## What the task requires
Extract every record, exactly as written, and ignore the pictures.

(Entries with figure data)

******

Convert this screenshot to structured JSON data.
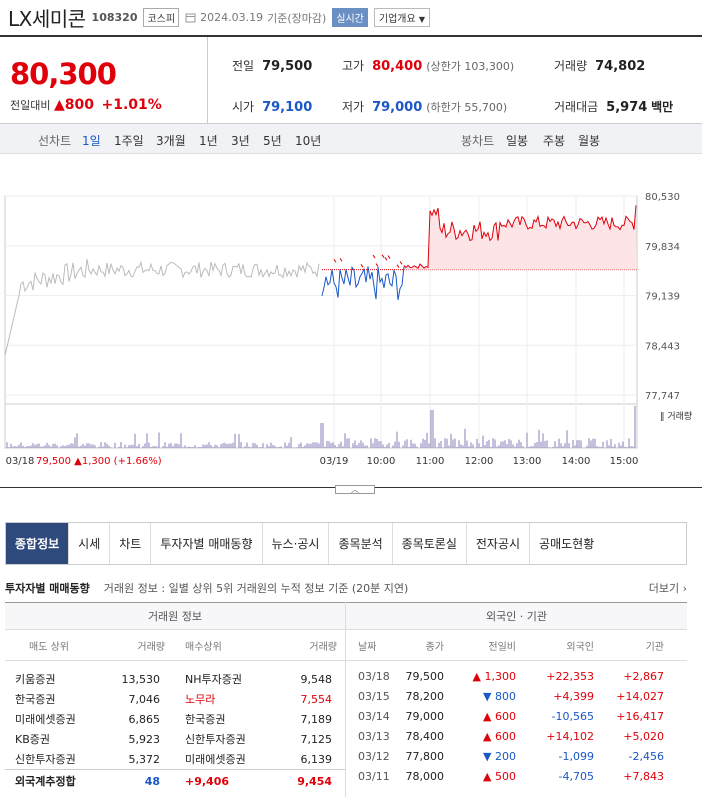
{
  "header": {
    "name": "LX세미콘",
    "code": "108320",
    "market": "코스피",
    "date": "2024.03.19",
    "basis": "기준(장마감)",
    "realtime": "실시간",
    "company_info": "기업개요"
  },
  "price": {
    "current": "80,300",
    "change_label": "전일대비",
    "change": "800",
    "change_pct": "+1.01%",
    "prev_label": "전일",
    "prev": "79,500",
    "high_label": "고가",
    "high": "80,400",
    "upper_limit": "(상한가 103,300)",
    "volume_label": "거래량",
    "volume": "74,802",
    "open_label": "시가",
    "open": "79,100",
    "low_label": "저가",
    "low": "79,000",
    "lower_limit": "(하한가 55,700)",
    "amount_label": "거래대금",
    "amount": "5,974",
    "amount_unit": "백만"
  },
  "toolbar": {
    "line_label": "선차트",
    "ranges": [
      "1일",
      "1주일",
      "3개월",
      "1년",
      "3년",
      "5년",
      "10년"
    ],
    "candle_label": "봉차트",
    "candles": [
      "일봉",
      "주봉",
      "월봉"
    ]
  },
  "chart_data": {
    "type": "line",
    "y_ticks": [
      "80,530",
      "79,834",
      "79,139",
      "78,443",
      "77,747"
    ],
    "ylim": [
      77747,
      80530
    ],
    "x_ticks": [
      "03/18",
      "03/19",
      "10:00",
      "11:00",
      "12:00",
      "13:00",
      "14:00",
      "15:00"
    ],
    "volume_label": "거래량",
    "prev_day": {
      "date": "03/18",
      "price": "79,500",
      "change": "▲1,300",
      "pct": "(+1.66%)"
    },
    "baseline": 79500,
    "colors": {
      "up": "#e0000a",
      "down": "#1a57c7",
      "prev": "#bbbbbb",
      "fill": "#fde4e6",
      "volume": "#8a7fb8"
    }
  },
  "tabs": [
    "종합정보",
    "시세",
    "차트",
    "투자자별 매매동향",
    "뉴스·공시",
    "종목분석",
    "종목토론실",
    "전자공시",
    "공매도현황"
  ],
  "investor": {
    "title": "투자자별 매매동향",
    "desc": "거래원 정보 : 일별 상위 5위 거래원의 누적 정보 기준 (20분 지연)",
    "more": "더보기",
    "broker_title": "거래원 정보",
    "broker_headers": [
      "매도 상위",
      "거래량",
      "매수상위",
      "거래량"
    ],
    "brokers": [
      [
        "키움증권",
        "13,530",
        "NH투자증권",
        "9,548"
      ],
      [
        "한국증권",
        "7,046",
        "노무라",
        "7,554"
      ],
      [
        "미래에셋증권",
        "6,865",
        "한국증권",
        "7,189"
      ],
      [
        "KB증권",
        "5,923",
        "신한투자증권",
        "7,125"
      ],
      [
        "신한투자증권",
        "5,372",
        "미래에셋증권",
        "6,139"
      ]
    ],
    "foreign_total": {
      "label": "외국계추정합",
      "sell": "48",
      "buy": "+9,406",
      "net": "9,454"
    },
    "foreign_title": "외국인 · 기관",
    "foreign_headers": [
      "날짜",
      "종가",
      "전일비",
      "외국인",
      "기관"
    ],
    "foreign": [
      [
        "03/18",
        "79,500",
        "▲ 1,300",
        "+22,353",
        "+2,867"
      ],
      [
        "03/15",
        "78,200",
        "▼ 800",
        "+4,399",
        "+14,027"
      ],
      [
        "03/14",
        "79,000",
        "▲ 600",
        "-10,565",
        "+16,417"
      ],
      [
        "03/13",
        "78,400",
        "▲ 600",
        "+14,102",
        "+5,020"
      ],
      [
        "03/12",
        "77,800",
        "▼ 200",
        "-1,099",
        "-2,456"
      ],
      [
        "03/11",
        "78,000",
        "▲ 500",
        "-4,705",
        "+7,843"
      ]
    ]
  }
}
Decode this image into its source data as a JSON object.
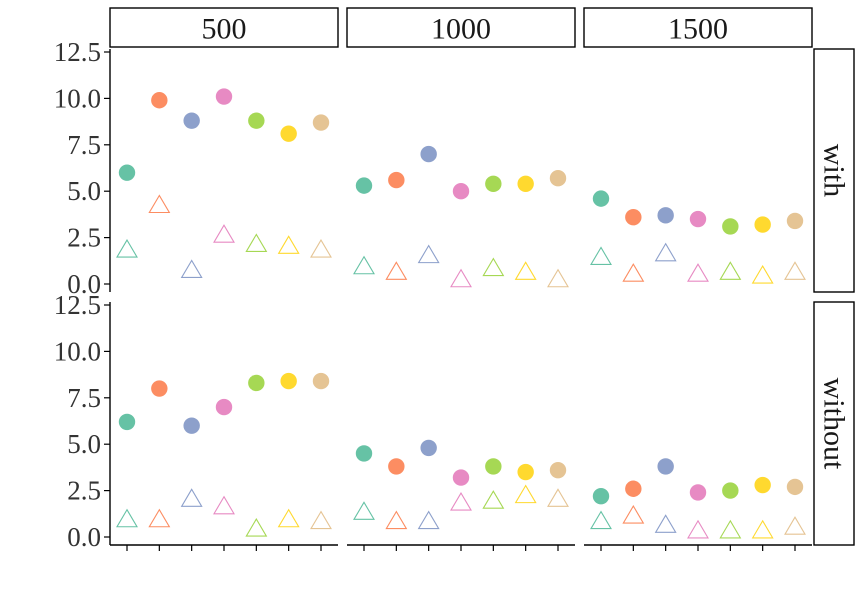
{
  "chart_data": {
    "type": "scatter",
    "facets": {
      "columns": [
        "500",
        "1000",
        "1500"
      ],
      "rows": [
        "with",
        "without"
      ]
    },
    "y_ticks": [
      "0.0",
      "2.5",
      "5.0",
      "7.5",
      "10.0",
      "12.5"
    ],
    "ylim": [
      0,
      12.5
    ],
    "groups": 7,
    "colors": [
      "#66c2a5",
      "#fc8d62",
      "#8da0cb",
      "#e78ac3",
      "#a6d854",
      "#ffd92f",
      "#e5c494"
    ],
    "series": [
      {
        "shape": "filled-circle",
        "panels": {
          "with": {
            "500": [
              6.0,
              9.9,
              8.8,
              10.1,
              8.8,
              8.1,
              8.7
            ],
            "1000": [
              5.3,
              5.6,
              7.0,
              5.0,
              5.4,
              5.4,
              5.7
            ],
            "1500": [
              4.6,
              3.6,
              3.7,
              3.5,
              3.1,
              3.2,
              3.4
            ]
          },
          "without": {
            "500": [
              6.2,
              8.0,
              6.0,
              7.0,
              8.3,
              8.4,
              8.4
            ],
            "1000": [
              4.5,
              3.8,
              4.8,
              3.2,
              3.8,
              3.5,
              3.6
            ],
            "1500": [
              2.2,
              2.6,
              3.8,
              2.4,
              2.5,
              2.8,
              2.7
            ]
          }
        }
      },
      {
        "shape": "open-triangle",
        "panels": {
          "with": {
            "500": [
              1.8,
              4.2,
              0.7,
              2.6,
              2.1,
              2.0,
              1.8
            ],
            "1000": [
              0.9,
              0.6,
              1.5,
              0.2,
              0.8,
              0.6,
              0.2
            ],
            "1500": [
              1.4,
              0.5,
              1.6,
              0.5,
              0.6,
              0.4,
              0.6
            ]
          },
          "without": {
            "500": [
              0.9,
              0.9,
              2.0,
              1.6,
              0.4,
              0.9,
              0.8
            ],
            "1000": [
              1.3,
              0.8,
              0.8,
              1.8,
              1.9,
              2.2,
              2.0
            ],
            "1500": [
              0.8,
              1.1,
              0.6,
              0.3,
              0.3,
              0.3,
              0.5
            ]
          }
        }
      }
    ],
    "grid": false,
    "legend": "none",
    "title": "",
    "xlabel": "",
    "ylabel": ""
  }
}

******

## The result
Convert this screenshot to structured JSON data.
{
  "header": {
    "name": "LX세미콘",
    "code": "108320",
    "market": "코스피",
    "date": "2024.03.19",
    "basis": "기준(장마감)",
    "realtime": "실시간",
    "company_info": "기업개요"
  },
  "price": {
    "current": "80,300",
    "change_label": "전일대비",
    "change": "800",
    "change_pct": "+1.01%",
    "prev_label": "전일",
    "prev": "79,500",
    "high_label": "고가",
    "high": "80,400",
    "upper_limit": "(상한가 103,300)",
    "volume_label": "거래량",
    "volume": "74,802",
    "open_label": "시가",
    "open": "79,100",
    "low_label": "저가",
    "low": "79,000",
    "lower_limit": "(하한가 55,700)",
    "amount_label": "거래대금",
    "amount": "5,974",
    "amount_unit": "백만"
  },
  "toolbar": {
    "line_label": "선차트",
    "ranges": [
      "1일",
      "1주일",
      "3개월",
      "1년",
      "3년",
      "5년",
      "10년"
    ],
    "candle_label": "봉차트",
    "candles": [
      "일봉",
      "주봉",
      "월봉"
    ]
  },
  "chart_data": {
    "type": "line",
    "y_ticks": [
      "80,530",
      "79,834",
      "79,139",
      "78,443",
      "77,747"
    ],
    "ylim": [
      77747,
      80530
    ],
    "x_ticks": [
      "03/18",
      "03/19",
      "10:00",
      "11:00",
      "12:00",
      "13:00",
      "14:00",
      "15:00"
    ],
    "volume_label": "거래량",
    "prev_day": {
      "date": "03/18",
      "price": "79,500",
      "change": "▲1,300",
      "pct": "(+1.66%)"
    },
    "baseline": 79500,
    "colors": {
      "up": "#e0000a",
      "down": "#1a57c7",
      "prev": "#bbbbbb",
      "fill": "#fde4e6",
      "volume": "#8a7fb8"
    }
  },
  "tabs": [
    "종합정보",
    "시세",
    "차트",
    "투자자별 매매동향",
    "뉴스·공시",
    "종목분석",
    "종목토론실",
    "전자공시",
    "공매도현황"
  ],
  "investor": {
    "title": "투자자별 매매동향",
    "desc": "거래원 정보 : 일별 상위 5위 거래원의 누적 정보 기준 (20분 지연)",
    "more": "더보기",
    "broker_title": "거래원 정보",
    "broker_headers": [
      "매도 상위",
      "거래량",
      "매수상위",
      "거래량"
    ],
    "brokers": [
      [
        "키움증권",
        "13,530",
        "NH투자증권",
        "9,548"
      ],
      [
        "한국증권",
        "7,046",
        "노무라",
        "7,554"
      ],
      [
        "미래에셋증권",
        "6,865",
        "한국증권",
        "7,189"
      ],
      [
        "KB증권",
        "5,923",
        "신한투자증권",
        "7,125"
      ],
      [
        "신한투자증권",
        "5,372",
        "미래에셋증권",
        "6,139"
      ]
    ],
    "foreign_total": {
      "label": "외국계추정합",
      "sell": "48",
      "buy": "+9,406",
      "net": "9,454"
    },
    "foreign_title": "외국인 · 기관",
    "foreign_headers": [
      "날짜",
      "종가",
      "전일비",
      "외국인",
      "기관"
    ],
    "foreign": [
      [
        "03/18",
        "79,500",
        "▲ 1,300",
        "+22,353",
        "+2,867"
      ],
      [
        "03/15",
        "78,200",
        "▼ 800",
        "+4,399",
        "+14,027"
      ],
      [
        "03/14",
        "79,000",
        "▲ 600",
        "-10,565",
        "+16,417"
      ],
      [
        "03/13",
        "78,400",
        "▲ 600",
        "+14,102",
        "+5,020"
      ],
      [
        "03/12",
        "77,800",
        "▼ 200",
        "-1,099",
        "-2,456"
      ],
      [
        "03/11",
        "78,000",
        "▲ 500",
        "-4,705",
        "+7,843"
      ]
    ]
  }
}
Decode this image into its source data as a JSON object.
{
  "chart_data": {
    "type": "scatter",
    "facets": {
      "columns": [
        "500",
        "1000",
        "1500"
      ],
      "rows": [
        "with",
        "without"
      ]
    },
    "y_ticks": [
      "0.0",
      "2.5",
      "5.0",
      "7.5",
      "10.0",
      "12.5"
    ],
    "ylim": [
      0,
      12.5
    ],
    "groups": 7,
    "colors": [
      "#66c2a5",
      "#fc8d62",
      "#8da0cb",
      "#e78ac3",
      "#a6d854",
      "#ffd92f",
      "#e5c494"
    ],
    "series": [
      {
        "shape": "filled-circle",
        "panels": {
          "with": {
            "500": [
              6.0,
              9.9,
              8.8,
              10.1,
              8.8,
              8.1,
              8.7
            ],
            "1000": [
              5.3,
              5.6,
              7.0,
              5.0,
              5.4,
              5.4,
              5.7
            ],
            "1500": [
              4.6,
              3.6,
              3.7,
              3.5,
              3.1,
              3.2,
              3.4
            ]
          },
          "without": {
            "500": [
              6.2,
              8.0,
              6.0,
              7.0,
              8.3,
              8.4,
              8.4
            ],
            "1000": [
              4.5,
              3.8,
              4.8,
              3.2,
              3.8,
              3.5,
              3.6
            ],
            "1500": [
              2.2,
              2.6,
              3.8,
              2.4,
              2.5,
              2.8,
              2.7
            ]
          }
        }
      },
      {
        "shape": "open-triangle",
        "panels": {
          "with": {
            "500": [
              1.8,
              4.2,
              0.7,
              2.6,
              2.1,
              2.0,
              1.8
            ],
            "1000": [
              0.9,
              0.6,
              1.5,
              0.2,
              0.8,
              0.6,
              0.2
            ],
            "1500": [
              1.4,
              0.5,
              1.6,
              0.5,
              0.6,
              0.4,
              0.6
            ]
          },
          "without": {
            "500": [
              0.9,
              0.9,
              2.0,
              1.6,
              0.4,
              0.9,
              0.8
            ],
            "1000": [
              1.3,
              0.8,
              0.8,
              1.8,
              1.9,
              2.2,
              2.0
            ],
            "1500": [
              0.8,
              1.1,
              0.6,
              0.3,
              0.3,
              0.3,
              0.5
            ]
          }
        }
      }
    ],
    "grid": false,
    "legend": "none",
    "title": "",
    "xlabel": "",
    "ylabel": ""
  }
}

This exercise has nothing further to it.